[Begin]

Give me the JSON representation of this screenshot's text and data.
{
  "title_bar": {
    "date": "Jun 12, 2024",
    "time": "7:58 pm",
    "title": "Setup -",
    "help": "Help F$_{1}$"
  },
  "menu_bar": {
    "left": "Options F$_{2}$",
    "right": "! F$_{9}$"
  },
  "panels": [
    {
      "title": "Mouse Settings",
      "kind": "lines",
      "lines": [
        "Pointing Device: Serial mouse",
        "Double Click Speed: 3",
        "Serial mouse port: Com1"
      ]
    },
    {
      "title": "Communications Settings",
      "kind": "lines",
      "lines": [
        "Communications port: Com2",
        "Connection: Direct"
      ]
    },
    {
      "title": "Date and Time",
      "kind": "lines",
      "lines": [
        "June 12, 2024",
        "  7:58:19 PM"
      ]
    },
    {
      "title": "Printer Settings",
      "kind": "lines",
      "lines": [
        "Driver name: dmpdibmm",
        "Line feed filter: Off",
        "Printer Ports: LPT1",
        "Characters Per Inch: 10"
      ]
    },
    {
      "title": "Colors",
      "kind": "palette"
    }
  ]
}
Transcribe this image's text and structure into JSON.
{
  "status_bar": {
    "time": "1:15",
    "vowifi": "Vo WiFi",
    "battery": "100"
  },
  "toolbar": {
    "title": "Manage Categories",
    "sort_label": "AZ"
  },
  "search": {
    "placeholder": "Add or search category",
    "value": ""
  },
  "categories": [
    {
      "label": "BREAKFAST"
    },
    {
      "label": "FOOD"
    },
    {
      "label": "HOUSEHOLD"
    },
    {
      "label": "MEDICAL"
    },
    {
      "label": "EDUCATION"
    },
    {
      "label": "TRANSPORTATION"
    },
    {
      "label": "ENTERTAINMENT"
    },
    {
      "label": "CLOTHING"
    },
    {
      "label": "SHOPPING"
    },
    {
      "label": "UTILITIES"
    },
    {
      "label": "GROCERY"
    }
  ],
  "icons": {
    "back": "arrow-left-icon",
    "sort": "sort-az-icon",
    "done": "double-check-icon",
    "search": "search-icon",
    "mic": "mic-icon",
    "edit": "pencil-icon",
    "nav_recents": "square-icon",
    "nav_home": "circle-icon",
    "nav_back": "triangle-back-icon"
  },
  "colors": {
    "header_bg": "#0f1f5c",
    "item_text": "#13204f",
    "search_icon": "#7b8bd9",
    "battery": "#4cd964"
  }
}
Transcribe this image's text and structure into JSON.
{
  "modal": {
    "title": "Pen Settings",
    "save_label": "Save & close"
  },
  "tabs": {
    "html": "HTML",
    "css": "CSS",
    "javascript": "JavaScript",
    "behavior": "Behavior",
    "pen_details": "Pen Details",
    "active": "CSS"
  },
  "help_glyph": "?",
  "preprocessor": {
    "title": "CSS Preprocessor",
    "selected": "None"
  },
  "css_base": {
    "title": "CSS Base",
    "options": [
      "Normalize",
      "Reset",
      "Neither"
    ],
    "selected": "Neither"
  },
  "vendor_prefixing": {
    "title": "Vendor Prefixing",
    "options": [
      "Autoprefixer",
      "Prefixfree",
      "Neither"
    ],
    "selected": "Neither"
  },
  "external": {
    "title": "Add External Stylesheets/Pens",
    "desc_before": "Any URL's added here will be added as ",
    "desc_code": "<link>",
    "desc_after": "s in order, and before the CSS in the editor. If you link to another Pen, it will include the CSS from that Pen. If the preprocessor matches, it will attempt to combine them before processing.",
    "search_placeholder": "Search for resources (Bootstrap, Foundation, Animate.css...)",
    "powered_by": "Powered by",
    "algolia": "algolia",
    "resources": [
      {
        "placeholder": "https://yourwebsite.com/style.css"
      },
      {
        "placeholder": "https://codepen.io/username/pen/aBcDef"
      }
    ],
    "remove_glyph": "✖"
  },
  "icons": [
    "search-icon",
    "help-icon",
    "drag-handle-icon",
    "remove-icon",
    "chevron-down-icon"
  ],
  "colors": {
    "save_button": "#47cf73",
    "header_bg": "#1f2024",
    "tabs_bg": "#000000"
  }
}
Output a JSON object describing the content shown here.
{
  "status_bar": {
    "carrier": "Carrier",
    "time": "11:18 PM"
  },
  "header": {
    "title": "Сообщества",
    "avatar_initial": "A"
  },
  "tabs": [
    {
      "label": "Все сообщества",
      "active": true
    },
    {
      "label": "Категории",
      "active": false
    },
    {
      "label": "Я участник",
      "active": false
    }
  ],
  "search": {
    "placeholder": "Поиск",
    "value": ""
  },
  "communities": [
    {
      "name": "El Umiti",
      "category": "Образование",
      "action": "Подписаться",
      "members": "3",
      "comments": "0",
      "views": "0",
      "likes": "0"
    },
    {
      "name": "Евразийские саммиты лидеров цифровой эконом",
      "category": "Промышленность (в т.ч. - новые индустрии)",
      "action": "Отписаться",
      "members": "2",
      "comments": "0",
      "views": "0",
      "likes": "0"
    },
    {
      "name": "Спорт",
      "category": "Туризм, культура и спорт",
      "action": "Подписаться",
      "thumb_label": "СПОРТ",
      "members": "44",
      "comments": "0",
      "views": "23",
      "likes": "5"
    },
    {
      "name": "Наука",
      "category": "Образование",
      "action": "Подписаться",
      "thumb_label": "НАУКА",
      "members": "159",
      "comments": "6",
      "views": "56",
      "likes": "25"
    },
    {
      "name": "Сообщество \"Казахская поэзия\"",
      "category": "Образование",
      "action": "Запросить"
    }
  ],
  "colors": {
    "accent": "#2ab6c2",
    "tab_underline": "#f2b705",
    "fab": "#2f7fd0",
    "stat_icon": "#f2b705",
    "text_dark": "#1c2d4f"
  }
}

[End]

### [EXERCISE PROMPT]
What is the number of lines in the records that contain the word "active"? Answer with the number and nothing else.

### [RESULT]
4